Recorded data
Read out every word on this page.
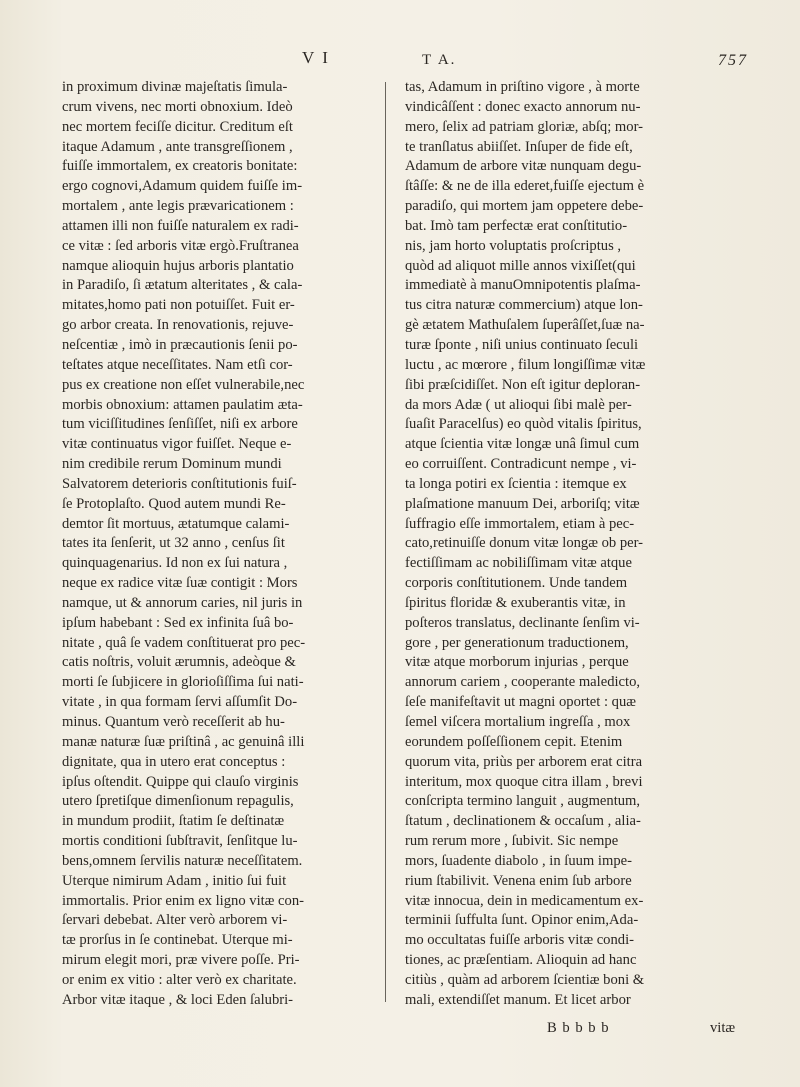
V I	T A.	757
in proximum divinæ majeſtatis ſimula-
crum vivens, nec morti obnoxium. Ideò
nec mortem feciſſe dicitur. Creditum eſt
itaque Adamum , ante transgreſſionem ,
fuiſſe immortalem, ex creatoris bonitate:
ergo cognovi,Adamum quidem fuiſſe im-
mortalem , ante legis prævaricationem :
attamen illi non fuiſſe naturalem ex radi-
ce vitæ : ſed arboris vitæ ergò.Fruſtranea
namque alioquin hujus arboris plantatio
in Paradiſo, ſi ætatum alteritates , & cala-
mitates,homo pati non potuiſſet. Fuit er-
go arbor creata. In renovationis, rejuve-
neſcentiæ , imò in præcautionis ſenii po-
teſtates atque neceſſitates. Nam etſi cor-
pus ex creatione non eſſet vulnerabile,nec
morbis obnoxium: attamen paulatim æta-
tum viciſſitudines ſenſiſſet, niſi ex arbore
vitæ continuatus vigor fuiſſet. Neque e-
nim credibile rerum Dominum mundi
Salvatorem deterioris conſtitutionis fuiſ-
ſe Protoplaſto. Quod autem mundi Re-
demtor ſit mortuus, ætatumque calami-
tates ita ſenſerit, ut 32 anno , cenſus ſit
quinquagenarius. Id non ex ſui natura ,
neque ex radice vitæ ſuæ contigit : Mors
namque, ut & annorum caries, nil juris in
ipſum habebant : Sed ex infinita ſuâ bo-
nitate , quâ ſe vadem conſtituerat pro pec-
catis noſtris, voluit ærumnis, adeòque &
morti ſe ſubjicere in glorioſiſſima ſui nati-
vitate , in qua formam ſervi aſſumſit Do-
minus. Quantum verò receſſerit ab hu-
manæ naturæ ſuæ priſtinâ , ac genuinâ illi
dignitate, qua in utero erat conceptus :
ipſus oſtendit. Quippe qui clauſo virginis
utero ſpretiſque dimenſionum repagulis,
in mundum prodiit, ſtatim ſe deſtinatæ
mortis conditioni ſubſtravit, ſenſitque lu-
bens,omnem ſervilis naturæ neceſſitatem.
Uterque nimirum Adam , initio ſui fuit
immortalis. Prior enim ex ligno vitæ con-
ſervari debebat. Alter verò arborem vi-
tæ prorſus in ſe continebat. Uterque mi-
mirum elegit mori, præ vivere poſſe. Pri-
or enim ex vitio : alter verò ex charitate.
Arbor vitæ itaque , & loci Eden ſalubri-
tas, Adamum in priſtino vigore , à morte
vindicâſſent : donec exacto annorum nu-
mero, ſelix ad patriam gloriæ, abſq; mor-
te tranſlatus abiiſſet. Inſuper de fide eſt,
Adamum de arbore vitæ nunquam degu-
ſtâſſe: & ne de illa ederet,fuiſſe ejectum è
paradiſo, qui mortem jam oppetere debe-
bat. Imò tam perfectæ erat conſtitutio-
nis, jam horto voluptatis proſcriptus ,
quòd ad aliquot mille annos vixiſſet(qui
immediatè à manuOmnipotentis plaſma-
tus citra naturæ commercium) atque lon-
gè ætatem Mathuſalem ſuperâſſet,ſuæ na-
turæ ſponte , niſi unius continuato ſeculi
luctu , ac mœrore , filum longiſſimæ vitæ
ſibi præſcidiſſet. Non eſt igitur deploran-
da mors Adæ ( ut alioqui ſibi malè per-
ſuaſit Paracelſus) eo quòd vitalis ſpiritus,
atque ſcientia vitæ longæ unâ ſimul cum
eo corruiſſent. Contradicunt nempe , vi-
ta longa potiri ex ſcientia : itemque ex
plaſmatione manuum Dei, arboriſq; vitæ
ſuffragio eſſe immortalem, etiam à pec-
cato,retinuiſſe donum vitæ longæ ob per-
fectiſſimam ac nobiliſſimam vitæ atque
corporis conſtitutionem. Unde tandem
ſpiritus floridæ & exuberantis vitæ, in
poſteros translatus, declinante ſenſim vi-
gore , per generationum traductionem,
vitæ atque morborum injurias , perque
annorum cariem , cooperante maledicto,
ſeſe manifeſtavit ut magni oportet : quæ
ſemel viſcera mortalium ingreſſa , mox
eorundem poſſeſſionem cepit. Etenim
quorum vita, priùs per arborem erat citra
interitum, mox quoque citra illam , brevi
conſcripta termino languit , augmentum,
ſtatum , declinationem & occaſum , alia-
rum rerum more , ſubivit. Sic nempe
mors, ſuadente diabolo , in ſuum impe-
rium ſtabilivit. Venena enim ſub arbore
vitæ innocua, dein in medicamentum ex-
terminii ſuffulta ſunt. Opinor enim,Ada-
mo occultatas fuiſſe arboris vitæ condi-
tiones, ac præſentiam. Alioquin ad hanc
citiùs , quàm ad arborem ſcientiæ boni &
mali, extendiſſet manum. Et licet arbor
B b b b b	vitæ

**TASK TO CARRY OUT:** Which lines contain the word "arborem"? Copy each one.

**RESULT BELOW:**
ſervari debebat. Alter verò arborem vi-
quorum vita, priùs per arborem erat citra
citiùs , quàm ad arborem ſcientiæ boni &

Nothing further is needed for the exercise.